骑士巡游问题程序源码.java

骑士巡游问题源码 控制台程序 可以直接运行 有需要的愿意分享

package MyLesson.HorseProblem;
/*
*注释BY-QIAOHG
*/
import java.util.Random;
import java.util.Vector;

public class HorseProblem3 {
  public static void main(String[] args) {
	/*
	*随机生成随机开始的根节点
	*/
    Random rnd = new Random();
    node root = new node(null, rnd.nextInt(8), rnd.nextInt(8));
	//开始深度优先搜索
    node leaf = depthFirstSearch(root);
	//输出结果
    for (int i = 0; i < 8; i++) {
      for (int j = 0; j < 8; j++) {
        System.out.print( (leaf.Grid[i][j] + "    ").substring(0, 4));
      }
      System.out.println();
    }
  }

  public static node depthFirstSearch(node curNode) {
    if (curNode.depth==64) return curNode;//判断是否已经遍历了所有节点
    curNode.setSons();//找出当前节点的可能的所有子节点
    node[] sons = curNode.getSons();//获得所有子节点
    if (sons == null) return null;//子节点为空，本次深度优先搜索失败
    for (int i = 0; i < sons.length; i++) {
      //if (sons[i].depth==64) return sons[i];
      node n = depthFirstSearch(sons[i]);//继续深入搜索
      if (n != null) return n;
    }
    return null;
  }
}

class node {
  int depth = 0;//当前节点深度
  node father = null;//父节点
  node[] sons = null;//子节点
  int x, y;
  int[][] Grid = new int[8][8];//当前节点对应视图

  node(node father, int x, int y) {
    this.father = father;//记录父节点
    this.x = x;    this.y = y;
    if(father!=null){//此节点不是根节点
      this.depth = this.father.depth + 1;//此节点深度
	/*
	*从父节点创建当前节点视图
	*/
      for (int i = 0; i < father.Grid.length; i++)

· · · · ·

* 练习题目:
A. 列出上面骑士巡游问题源码里 node 类中声明的全部成员变量名。
B. 请将骑士巡游问题源码中以“node(node father, int”开头、以“< father.Grid.length; i++)”结尾的部分逐字复制下来。

· · · · ·

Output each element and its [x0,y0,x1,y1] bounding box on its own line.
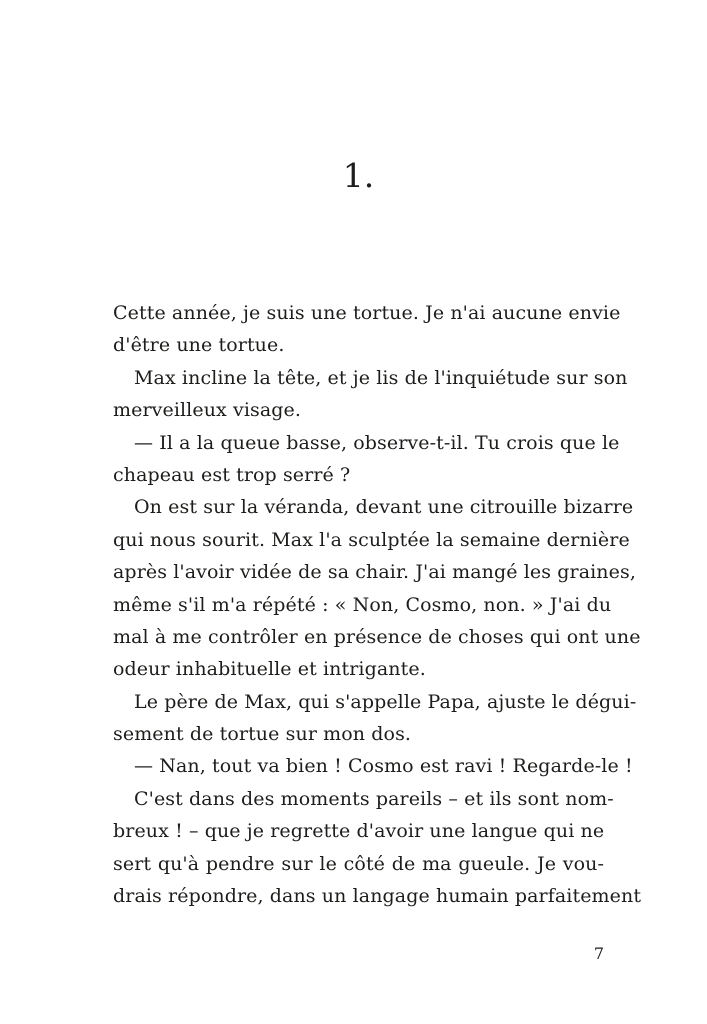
text-line: — Il a la queue basse, observe-t-il. Tu crois que le [134,431,620,454]
text-line: après l'avoir vidée de sa chair. J'ai mangé les graines, [113,561,636,584]
text-line: sert qu'à pendre sur le côté de ma gueule. Je vou- [113,852,604,875]
text-line: On est sur la véranda, devant une citrouille bizarre [134,496,634,519]
text-line: breux ! – que je regrette d'avoir une langue qui ne [113,820,605,843]
text-line: sement de tortue sur mon dos. [113,723,412,746]
text-line: qui nous sourit. Max l'a sculptée la semaine dernière [113,528,630,551]
text-line: Max incline la tête, et je lis de l'inquiétude sur son [134,366,628,389]
chapter-heading: 1. [342,156,375,195]
text-line: odeur inhabituelle et intrigante. [113,658,426,681]
text-line: chapeau est trop serré ? [113,463,351,486]
text-line: Cette année, je suis une tortue. Je n'ai aucune envie [113,302,621,324]
body-text [113,297,642,912]
text-line: même s'il m'a répété : « Non, Cosmo, non. » J'ai du [113,593,612,616]
text-line: C'est dans des moments pareils – et ils sont nom- [134,787,614,810]
text-line: mal à me contrôler en présence de choses qui ont une [113,625,641,648]
text-line: Le père de Max, qui s'appelle Papa, ajuste le dégui- [134,690,637,713]
page-number: 7 [593,944,604,963]
text-line: d'être une tortue. [113,334,285,357]
text-line: — Nan, tout va bien ! Cosmo est ravi ! Regarde-le ! [134,755,633,778]
text-line: drais répondre, dans un langage humain parfaitement [113,885,642,908]
text-line: merveilleux visage. [113,399,302,422]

· · · · ·

* 练习结果:
A. depth、father、sons、x、y、Grid

B.
node(node father, int x, int y) {
    this.father = father;//记录父节点
    this.x = x;    this.y = y;
    if(father!=null){//此节点不是根节点
      this.depth = this.father.depth + 1;//此节点深度
	/*
	*从父节点创建当前节点视图
	*/
      for (int i = 0; i < father.Grid.length; i++)